* [Input]:
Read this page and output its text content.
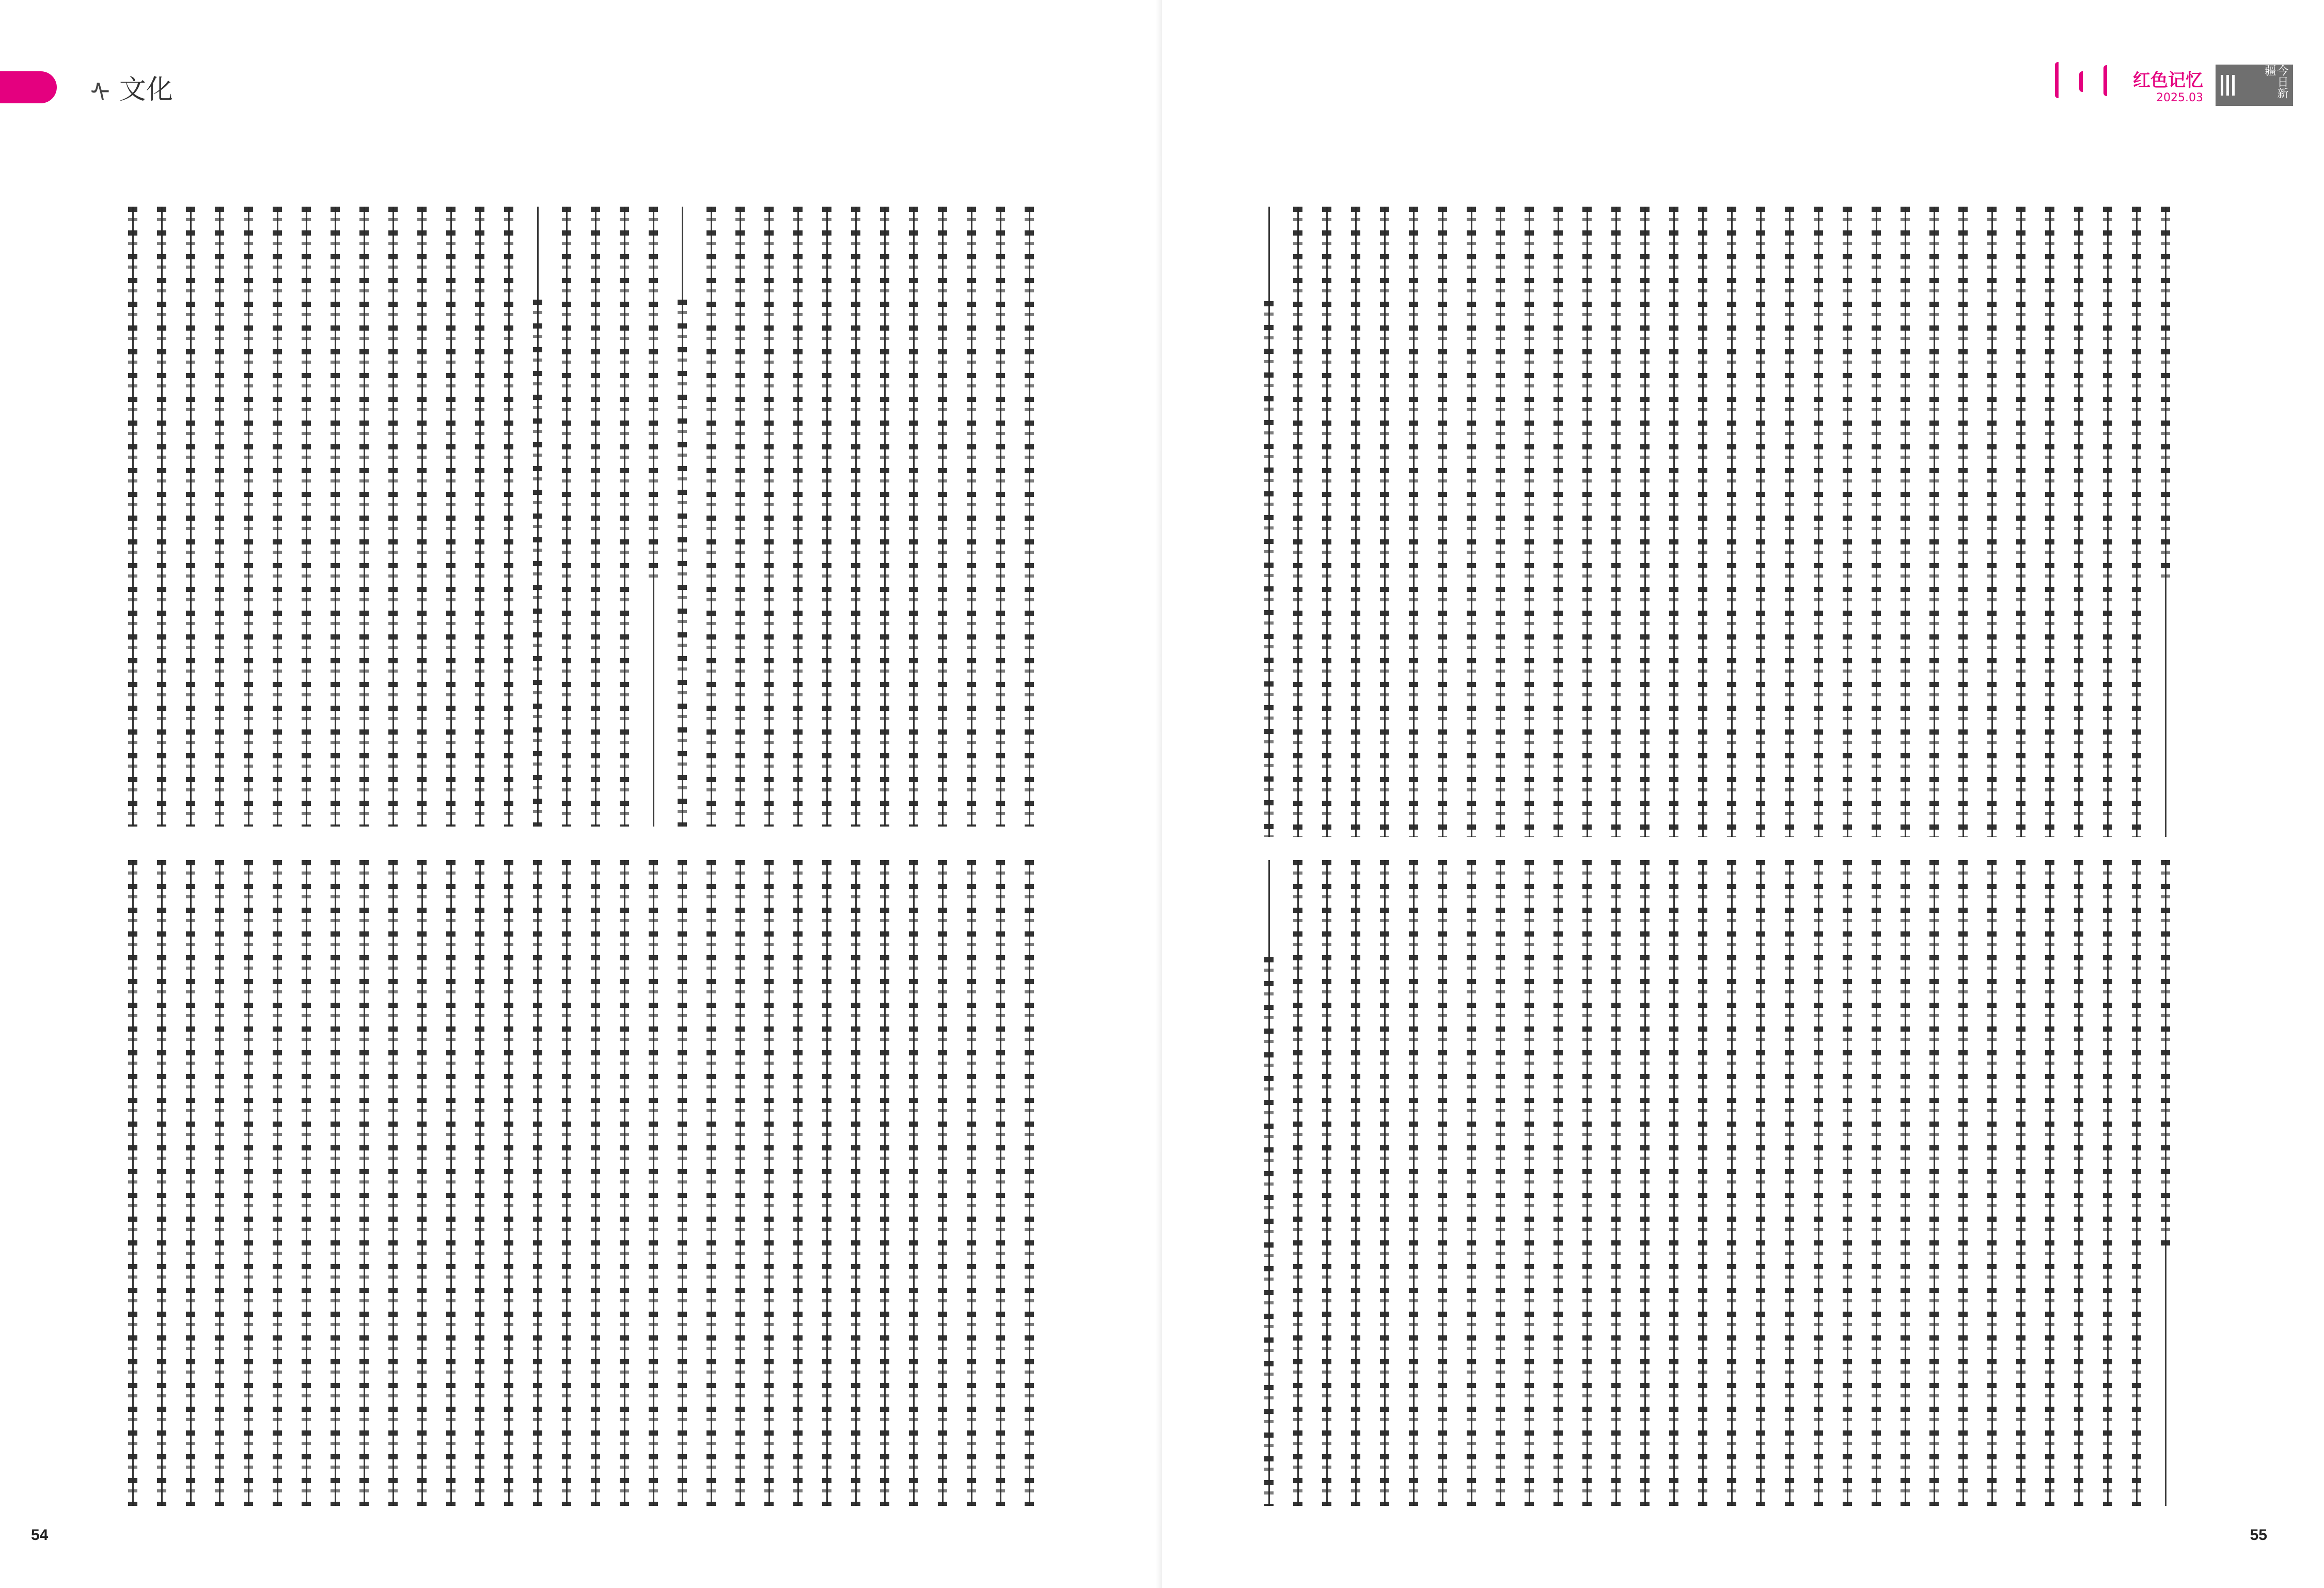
ᠰ 文化
54
红色记忆
2025.03	今日新疆
55
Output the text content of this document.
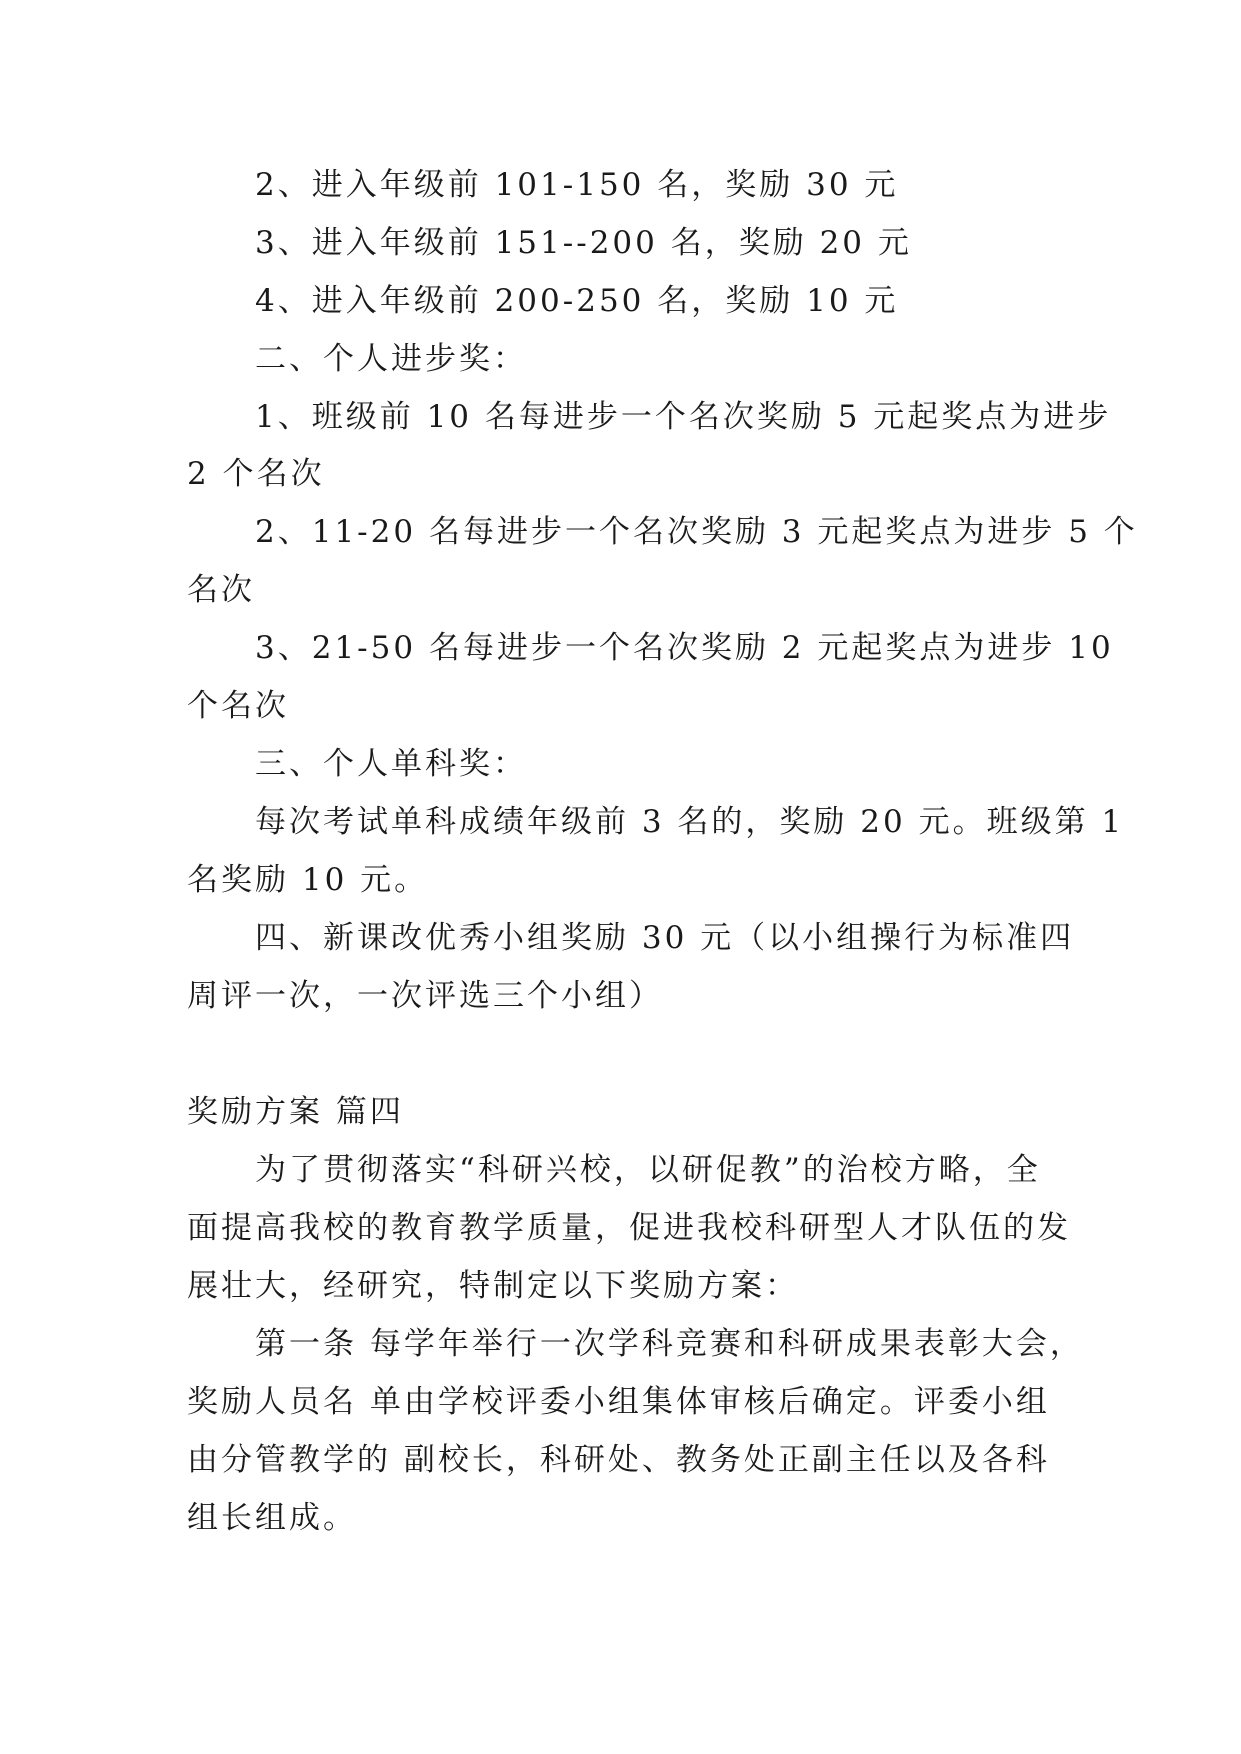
2、进入年级前 101-150 名，奖励 30 元

3、进入年级前 151--200 名，奖励 20 元

4、进入年级前 200-250 名，奖励 10 元

二、个人进步奖：

1、班级前 10 名每进步一个名次奖励 5 元起奖点为进步

2 个名次

2、11-20 名每进步一个名次奖励 3 元起奖点为进步 5 个

名次

3、21-50 名每进步一个名次奖励 2 元起奖点为进步 10

个名次

三、个人单科奖：

每次考试单科成绩年级前 3 名的，奖励 20 元。班级第 1

名奖励 10 元。

四、新课改优秀小组奖励 30 元（以小组操行为标准四

周评一次，一次评选三个小组）

奖励方案 篇四

为了贯彻落实“科研兴校，以研促教”的治校方略，全

面提高我校的教育教学质量，促进我校科研型人才队伍的发

展壮大，经研究，特制定以下奖励方案：

第一条 每学年举行一次学科竞赛和科研成果表彰大会，

奖励人员名 单由学校评委小组集体审核后确定。评委小组

由分管教学的 副校长，科研处、教务处正副主任以及各科

组长组成。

* [Instruction]: Read through the data and copy every line where "进入年级前" shows up.

* [Written solution]:
2、进入年级前 101-150 名，奖励 30 元
3、进入年级前 151--200 名，奖励 20 元
4、进入年级前 200-250 名，奖励 10 元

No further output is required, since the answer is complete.